### EXERCISE OBJECTIVE
From the listing, collect all lines containing the word "Laufzeit".

-- Begin INPUT ROWS --

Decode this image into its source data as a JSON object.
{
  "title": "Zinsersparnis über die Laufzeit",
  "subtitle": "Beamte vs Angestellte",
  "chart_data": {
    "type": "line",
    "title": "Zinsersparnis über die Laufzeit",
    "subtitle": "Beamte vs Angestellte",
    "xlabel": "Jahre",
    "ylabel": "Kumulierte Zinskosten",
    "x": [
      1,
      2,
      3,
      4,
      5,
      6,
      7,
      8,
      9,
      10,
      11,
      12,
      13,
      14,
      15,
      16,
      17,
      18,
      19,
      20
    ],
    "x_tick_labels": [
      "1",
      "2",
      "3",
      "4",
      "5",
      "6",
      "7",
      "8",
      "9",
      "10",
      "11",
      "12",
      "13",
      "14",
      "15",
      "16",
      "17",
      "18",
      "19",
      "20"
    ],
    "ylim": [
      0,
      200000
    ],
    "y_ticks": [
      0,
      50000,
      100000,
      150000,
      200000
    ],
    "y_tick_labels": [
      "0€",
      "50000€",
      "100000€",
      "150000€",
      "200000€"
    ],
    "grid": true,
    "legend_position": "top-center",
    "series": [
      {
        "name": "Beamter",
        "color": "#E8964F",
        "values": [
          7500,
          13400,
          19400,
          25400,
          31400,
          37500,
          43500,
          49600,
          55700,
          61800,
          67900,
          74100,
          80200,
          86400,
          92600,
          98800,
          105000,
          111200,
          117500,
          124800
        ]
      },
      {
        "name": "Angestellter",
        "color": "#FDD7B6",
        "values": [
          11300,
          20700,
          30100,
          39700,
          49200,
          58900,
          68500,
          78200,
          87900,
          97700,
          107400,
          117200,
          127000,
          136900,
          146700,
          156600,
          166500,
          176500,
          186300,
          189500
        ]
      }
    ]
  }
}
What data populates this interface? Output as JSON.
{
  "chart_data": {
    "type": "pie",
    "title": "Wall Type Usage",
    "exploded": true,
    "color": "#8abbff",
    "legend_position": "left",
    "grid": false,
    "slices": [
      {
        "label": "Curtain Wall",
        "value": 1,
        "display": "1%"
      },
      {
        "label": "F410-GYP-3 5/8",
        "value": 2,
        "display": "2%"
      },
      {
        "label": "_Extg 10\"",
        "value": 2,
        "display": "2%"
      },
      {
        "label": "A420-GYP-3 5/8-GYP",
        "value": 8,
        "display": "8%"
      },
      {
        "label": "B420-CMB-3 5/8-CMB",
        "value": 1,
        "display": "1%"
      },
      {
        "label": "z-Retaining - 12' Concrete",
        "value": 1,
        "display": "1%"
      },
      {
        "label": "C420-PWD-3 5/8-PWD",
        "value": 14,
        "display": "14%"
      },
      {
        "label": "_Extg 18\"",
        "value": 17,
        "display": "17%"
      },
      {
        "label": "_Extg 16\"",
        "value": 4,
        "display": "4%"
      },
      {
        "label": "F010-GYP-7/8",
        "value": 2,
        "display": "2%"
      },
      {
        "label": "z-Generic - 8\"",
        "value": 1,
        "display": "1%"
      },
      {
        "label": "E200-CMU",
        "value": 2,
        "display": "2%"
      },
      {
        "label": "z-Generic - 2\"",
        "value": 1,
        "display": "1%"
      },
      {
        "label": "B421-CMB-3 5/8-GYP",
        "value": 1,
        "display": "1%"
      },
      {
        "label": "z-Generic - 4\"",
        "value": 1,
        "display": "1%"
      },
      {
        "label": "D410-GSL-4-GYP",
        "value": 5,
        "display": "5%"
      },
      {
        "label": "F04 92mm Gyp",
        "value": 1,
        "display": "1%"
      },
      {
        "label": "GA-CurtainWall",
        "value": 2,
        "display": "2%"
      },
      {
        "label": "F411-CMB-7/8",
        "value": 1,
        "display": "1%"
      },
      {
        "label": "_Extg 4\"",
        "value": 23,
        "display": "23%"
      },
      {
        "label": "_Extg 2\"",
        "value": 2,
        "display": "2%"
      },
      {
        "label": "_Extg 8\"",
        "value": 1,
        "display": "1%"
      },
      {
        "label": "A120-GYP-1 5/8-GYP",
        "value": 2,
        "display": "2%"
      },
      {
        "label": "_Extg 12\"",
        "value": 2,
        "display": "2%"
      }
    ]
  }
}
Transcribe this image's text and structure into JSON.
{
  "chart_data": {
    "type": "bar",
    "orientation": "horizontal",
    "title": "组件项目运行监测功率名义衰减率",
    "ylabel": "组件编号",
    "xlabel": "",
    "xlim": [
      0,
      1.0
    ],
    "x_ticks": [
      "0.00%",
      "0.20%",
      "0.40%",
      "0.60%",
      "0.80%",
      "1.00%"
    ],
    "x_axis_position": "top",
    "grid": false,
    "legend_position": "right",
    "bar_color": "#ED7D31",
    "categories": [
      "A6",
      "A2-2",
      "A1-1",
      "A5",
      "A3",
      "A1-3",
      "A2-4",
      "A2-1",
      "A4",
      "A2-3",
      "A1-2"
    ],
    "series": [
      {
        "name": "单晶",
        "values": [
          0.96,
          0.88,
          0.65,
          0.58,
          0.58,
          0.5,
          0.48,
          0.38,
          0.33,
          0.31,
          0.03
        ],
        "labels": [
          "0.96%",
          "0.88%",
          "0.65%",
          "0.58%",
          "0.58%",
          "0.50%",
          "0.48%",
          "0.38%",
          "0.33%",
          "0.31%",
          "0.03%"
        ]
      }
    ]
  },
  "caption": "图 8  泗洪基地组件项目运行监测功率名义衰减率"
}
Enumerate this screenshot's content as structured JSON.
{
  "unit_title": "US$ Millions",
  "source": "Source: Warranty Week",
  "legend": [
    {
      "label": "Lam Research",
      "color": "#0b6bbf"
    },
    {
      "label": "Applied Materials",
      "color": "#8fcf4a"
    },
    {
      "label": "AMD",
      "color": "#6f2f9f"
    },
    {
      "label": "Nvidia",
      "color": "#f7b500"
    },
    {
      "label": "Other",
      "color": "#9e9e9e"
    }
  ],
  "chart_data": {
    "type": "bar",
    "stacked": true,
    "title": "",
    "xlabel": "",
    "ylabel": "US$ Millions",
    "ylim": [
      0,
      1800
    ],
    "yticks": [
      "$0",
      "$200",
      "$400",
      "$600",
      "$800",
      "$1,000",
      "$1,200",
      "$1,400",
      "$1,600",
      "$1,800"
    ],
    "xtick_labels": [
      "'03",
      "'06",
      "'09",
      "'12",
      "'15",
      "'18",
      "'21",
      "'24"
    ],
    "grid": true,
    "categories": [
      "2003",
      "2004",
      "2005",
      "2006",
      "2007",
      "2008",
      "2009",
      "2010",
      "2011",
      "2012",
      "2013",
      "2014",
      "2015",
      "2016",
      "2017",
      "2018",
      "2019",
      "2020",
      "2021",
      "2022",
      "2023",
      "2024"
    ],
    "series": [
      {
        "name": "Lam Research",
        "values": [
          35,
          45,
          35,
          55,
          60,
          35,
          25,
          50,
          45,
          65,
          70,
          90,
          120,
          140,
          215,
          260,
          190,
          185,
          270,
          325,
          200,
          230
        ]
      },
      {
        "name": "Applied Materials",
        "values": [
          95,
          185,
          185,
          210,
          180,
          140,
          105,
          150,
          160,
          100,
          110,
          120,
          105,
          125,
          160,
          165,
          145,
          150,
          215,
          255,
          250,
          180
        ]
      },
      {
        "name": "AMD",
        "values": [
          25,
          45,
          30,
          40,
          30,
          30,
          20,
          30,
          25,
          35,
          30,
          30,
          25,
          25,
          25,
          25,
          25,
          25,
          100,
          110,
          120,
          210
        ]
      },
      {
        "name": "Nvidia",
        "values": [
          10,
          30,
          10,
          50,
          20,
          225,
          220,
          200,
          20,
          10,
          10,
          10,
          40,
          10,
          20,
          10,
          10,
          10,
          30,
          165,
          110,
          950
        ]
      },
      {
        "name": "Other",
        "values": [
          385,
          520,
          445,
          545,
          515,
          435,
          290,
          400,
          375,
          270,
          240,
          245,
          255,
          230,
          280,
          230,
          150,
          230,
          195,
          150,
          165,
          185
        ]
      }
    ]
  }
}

-- End INPUT ROWS --

### OUTPUT FOR THIS EXERCISE
  "title": "Zinsersparnis über die Laufzeit",
    "title": "Zinsersparnis über die Laufzeit",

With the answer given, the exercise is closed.